▶ **Task to complete**
Every record here should be printed again exactly.

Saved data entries
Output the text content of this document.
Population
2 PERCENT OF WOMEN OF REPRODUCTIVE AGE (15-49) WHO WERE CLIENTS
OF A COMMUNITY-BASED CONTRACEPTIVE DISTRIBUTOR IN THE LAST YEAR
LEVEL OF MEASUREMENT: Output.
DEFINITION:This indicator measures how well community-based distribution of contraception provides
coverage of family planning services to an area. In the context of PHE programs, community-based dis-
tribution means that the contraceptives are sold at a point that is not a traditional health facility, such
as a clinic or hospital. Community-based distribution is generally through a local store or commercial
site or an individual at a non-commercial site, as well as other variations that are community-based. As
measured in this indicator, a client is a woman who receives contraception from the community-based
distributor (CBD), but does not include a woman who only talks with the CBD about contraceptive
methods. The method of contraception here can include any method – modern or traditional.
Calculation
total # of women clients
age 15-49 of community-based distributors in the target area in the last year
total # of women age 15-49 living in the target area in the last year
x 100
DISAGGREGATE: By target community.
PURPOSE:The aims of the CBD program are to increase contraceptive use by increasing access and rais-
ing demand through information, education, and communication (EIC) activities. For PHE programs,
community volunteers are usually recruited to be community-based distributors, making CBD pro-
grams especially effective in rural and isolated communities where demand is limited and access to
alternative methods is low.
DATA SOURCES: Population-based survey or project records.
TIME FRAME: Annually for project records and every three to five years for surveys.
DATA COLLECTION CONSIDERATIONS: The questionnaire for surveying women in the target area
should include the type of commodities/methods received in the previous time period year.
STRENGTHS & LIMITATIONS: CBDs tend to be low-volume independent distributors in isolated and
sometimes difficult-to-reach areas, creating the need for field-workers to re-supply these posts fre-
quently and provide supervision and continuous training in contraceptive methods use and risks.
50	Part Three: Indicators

▶ **Exercise result**
Output the text content of this document.
Population
2 PERCENT OF WOMEN OF REPRODUCTIVE AGE (15-49) WHO WERE CLIENTS
OF A COMMUNITY-BASED CONTRACEPTIVE DISTRIBUTOR IN THE LAST YEAR
LEVEL OF MEASUREMENT: Output.
DEFINITION:This indicator measures how well community-based distribution of contraception provides
coverage of family planning services to an area. In the context of PHE programs, community-based dis-
tribution means that the contraceptives are sold at a point that is not a traditional health facility, such
as a clinic or hospital. Community-based distribution is generally through a local store or commercial
site or an individual at a non-commercial site, as well as other variations that are community-based. As
measured in this indicator, a client is a woman who receives contraception from the community-based
distributor (CBD), but does not include a woman who only talks with the CBD about contraceptive
methods. The method of contraception here can include any method – modern or traditional.
Calculation
total # of women clients
age 15-49 of community-based distributors in the target area in the last year
total # of women age 15-49 living in the target area in the last year
x 100
DISAGGREGATE: By target community.
PURPOSE:The aims of the CBD program are to increase contraceptive use by increasing access and rais-
ing demand through information, education, and communication (EIC) activities. For PHE programs,
community volunteers are usually recruited to be community-based distributors, making CBD pro-
grams especially effective in rural and isolated communities where demand is limited and access to
alternative methods is low.
DATA SOURCES: Population-based survey or project records.
TIME FRAME: Annually for project records and every three to five years for surveys.
DATA COLLECTION CONSIDERATIONS: The questionnaire for surveying women in the target area
should include the type of commodities/methods received in the previous time period year.
STRENGTHS & LIMITATIONS: CBDs tend to be low-volume independent distributors in isolated and
sometimes difficult-to-reach areas, creating the need for field-workers to re-supply these posts fre-
quently and provide supervision and continuous training in contraceptive methods use and risks.
50	Part Three: Indicators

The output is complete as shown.